-- Directions for this task --
Read the records and gather each line that includes "shape".

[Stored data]
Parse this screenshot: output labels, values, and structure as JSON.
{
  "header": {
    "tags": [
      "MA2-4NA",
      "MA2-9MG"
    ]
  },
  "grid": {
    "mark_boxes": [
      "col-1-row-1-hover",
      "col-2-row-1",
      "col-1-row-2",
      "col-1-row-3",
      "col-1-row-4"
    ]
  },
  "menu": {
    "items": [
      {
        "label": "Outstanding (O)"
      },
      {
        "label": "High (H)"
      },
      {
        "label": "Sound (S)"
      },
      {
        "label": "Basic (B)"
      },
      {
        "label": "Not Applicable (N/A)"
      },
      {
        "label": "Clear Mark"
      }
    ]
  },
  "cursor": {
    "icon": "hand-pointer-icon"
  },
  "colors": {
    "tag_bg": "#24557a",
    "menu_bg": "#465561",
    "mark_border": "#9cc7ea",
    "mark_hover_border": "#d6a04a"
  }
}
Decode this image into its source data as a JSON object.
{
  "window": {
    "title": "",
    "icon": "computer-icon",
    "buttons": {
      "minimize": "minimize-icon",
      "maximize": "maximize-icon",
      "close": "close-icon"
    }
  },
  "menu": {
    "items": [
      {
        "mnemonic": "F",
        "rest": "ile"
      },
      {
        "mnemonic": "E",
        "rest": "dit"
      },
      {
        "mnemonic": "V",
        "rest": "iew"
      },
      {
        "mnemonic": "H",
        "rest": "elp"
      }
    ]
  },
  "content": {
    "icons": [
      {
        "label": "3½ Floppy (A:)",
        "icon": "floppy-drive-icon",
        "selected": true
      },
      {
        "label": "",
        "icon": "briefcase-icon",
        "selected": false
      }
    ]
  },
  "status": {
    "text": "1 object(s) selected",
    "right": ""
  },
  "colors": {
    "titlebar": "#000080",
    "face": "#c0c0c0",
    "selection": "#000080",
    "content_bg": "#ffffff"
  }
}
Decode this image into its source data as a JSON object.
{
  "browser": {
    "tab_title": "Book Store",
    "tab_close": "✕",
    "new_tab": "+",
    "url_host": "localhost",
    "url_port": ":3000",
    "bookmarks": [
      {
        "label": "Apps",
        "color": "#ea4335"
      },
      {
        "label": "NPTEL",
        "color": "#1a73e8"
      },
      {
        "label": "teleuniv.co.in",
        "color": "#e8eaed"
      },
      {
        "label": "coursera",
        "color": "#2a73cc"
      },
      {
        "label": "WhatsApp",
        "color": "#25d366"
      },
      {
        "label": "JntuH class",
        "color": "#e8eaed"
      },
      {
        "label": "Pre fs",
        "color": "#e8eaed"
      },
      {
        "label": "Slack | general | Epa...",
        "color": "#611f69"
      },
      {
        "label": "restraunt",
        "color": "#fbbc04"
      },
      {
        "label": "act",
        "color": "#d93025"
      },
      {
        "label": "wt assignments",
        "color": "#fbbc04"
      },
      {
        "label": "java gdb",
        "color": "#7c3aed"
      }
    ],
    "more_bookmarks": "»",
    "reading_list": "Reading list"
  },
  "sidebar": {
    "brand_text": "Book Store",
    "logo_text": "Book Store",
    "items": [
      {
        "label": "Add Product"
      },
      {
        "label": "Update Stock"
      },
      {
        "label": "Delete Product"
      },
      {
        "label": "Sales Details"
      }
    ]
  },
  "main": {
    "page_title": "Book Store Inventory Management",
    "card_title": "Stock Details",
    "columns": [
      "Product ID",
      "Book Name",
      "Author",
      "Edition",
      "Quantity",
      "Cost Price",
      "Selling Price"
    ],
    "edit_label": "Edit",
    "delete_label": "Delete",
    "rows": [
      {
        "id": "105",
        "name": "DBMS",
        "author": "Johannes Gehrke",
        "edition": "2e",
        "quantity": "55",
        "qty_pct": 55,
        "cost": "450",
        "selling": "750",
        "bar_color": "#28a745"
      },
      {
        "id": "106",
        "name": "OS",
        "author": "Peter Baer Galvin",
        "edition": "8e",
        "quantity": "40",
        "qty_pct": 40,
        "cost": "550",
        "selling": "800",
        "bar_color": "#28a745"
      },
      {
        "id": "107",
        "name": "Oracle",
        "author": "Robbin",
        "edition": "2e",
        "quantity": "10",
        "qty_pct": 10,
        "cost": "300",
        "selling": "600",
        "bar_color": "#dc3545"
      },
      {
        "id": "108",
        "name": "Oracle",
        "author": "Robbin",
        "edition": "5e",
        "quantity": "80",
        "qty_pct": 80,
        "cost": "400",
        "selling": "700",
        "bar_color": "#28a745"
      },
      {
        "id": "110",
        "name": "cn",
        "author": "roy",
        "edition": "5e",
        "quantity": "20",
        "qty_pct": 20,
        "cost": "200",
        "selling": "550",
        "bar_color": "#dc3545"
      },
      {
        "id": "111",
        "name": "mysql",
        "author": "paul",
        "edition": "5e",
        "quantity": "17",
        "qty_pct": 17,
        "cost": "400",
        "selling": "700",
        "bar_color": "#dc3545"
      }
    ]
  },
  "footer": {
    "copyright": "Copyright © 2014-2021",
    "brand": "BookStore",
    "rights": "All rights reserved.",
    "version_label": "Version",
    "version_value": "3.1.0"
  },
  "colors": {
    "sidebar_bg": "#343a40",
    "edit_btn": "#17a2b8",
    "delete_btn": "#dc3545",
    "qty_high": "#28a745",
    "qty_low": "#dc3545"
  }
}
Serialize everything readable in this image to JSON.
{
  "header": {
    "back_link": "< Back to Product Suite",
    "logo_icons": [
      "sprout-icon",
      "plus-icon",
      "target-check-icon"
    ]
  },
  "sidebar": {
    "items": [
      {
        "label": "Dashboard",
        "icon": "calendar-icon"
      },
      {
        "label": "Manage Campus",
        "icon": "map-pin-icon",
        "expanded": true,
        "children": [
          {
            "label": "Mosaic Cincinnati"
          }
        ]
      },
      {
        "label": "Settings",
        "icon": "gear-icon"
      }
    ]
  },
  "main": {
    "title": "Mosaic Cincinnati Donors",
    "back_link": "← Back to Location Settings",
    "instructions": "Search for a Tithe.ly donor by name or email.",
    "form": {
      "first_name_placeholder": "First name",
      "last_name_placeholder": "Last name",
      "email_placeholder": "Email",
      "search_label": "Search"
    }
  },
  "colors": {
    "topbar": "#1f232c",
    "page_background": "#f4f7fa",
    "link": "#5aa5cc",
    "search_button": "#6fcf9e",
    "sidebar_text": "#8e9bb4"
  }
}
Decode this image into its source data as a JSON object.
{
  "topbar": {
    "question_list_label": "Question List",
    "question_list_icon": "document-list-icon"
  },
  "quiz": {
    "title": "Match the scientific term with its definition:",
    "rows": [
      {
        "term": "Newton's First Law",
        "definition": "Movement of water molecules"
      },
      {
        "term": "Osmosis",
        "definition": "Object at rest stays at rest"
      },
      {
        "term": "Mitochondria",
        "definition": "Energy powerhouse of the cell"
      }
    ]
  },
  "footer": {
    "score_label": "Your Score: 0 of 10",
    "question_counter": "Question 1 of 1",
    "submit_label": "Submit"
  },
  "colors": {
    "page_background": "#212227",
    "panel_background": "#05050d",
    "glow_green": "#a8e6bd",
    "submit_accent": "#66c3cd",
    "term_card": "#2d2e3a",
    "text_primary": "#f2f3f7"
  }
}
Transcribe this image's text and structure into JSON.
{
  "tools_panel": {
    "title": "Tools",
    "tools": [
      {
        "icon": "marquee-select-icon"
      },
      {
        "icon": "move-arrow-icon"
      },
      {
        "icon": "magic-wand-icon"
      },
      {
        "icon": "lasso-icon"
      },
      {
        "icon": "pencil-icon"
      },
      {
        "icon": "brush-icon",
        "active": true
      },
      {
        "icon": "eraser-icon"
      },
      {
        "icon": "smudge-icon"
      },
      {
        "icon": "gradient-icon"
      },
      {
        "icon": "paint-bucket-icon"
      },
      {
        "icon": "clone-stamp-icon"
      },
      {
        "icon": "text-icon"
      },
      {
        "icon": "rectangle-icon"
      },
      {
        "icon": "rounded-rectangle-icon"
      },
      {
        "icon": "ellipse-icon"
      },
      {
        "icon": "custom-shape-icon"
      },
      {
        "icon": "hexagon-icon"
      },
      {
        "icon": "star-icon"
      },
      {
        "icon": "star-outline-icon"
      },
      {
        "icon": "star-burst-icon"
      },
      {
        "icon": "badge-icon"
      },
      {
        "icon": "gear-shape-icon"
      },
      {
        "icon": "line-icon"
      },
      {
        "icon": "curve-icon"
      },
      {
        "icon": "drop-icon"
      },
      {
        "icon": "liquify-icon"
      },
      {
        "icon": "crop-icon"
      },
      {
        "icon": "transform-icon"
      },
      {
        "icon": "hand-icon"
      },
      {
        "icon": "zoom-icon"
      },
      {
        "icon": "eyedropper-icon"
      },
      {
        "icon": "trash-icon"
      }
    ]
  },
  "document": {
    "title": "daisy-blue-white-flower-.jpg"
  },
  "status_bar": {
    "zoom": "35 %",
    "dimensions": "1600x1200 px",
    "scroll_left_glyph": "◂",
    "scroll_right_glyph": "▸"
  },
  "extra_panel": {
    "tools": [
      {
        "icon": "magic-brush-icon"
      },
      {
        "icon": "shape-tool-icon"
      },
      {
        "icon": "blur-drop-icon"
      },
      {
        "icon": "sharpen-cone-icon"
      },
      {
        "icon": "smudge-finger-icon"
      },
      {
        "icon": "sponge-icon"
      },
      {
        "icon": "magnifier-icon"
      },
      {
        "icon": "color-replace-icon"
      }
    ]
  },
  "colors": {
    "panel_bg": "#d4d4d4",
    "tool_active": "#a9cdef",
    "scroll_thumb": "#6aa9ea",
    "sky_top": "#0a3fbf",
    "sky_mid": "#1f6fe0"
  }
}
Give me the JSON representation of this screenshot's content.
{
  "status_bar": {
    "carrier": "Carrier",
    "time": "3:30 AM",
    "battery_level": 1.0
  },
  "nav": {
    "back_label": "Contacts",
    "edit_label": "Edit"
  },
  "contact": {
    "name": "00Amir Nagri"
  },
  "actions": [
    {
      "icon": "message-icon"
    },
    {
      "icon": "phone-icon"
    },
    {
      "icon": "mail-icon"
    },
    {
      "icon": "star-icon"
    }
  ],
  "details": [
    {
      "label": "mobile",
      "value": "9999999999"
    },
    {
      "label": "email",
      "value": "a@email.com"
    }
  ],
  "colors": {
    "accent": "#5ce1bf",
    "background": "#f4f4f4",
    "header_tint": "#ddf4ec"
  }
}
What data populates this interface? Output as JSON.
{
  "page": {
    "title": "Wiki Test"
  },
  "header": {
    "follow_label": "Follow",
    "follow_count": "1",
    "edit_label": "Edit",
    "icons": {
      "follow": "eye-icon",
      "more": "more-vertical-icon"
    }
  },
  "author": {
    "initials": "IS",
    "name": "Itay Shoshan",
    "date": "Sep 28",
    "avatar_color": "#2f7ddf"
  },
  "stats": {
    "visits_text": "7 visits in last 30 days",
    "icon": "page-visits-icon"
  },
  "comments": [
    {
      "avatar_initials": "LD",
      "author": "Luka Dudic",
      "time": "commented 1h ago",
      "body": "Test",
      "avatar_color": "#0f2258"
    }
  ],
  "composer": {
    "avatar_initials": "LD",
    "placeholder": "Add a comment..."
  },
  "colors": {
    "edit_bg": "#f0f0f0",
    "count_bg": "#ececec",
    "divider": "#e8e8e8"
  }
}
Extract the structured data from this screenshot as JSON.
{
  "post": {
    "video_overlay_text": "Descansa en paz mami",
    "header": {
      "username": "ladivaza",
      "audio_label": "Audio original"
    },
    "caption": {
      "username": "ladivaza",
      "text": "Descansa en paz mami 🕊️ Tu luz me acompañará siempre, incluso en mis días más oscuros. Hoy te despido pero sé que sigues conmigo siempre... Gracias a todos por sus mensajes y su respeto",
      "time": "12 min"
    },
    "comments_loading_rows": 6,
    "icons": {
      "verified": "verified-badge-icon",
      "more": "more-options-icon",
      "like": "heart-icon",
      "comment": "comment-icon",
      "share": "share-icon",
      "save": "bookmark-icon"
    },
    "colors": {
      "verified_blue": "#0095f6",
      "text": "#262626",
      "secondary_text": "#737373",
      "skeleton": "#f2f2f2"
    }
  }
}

-- Response --
        "icon": "custom-shape-icon"
        "icon": "gear-shape-icon"
        "icon": "shape-tool-icon"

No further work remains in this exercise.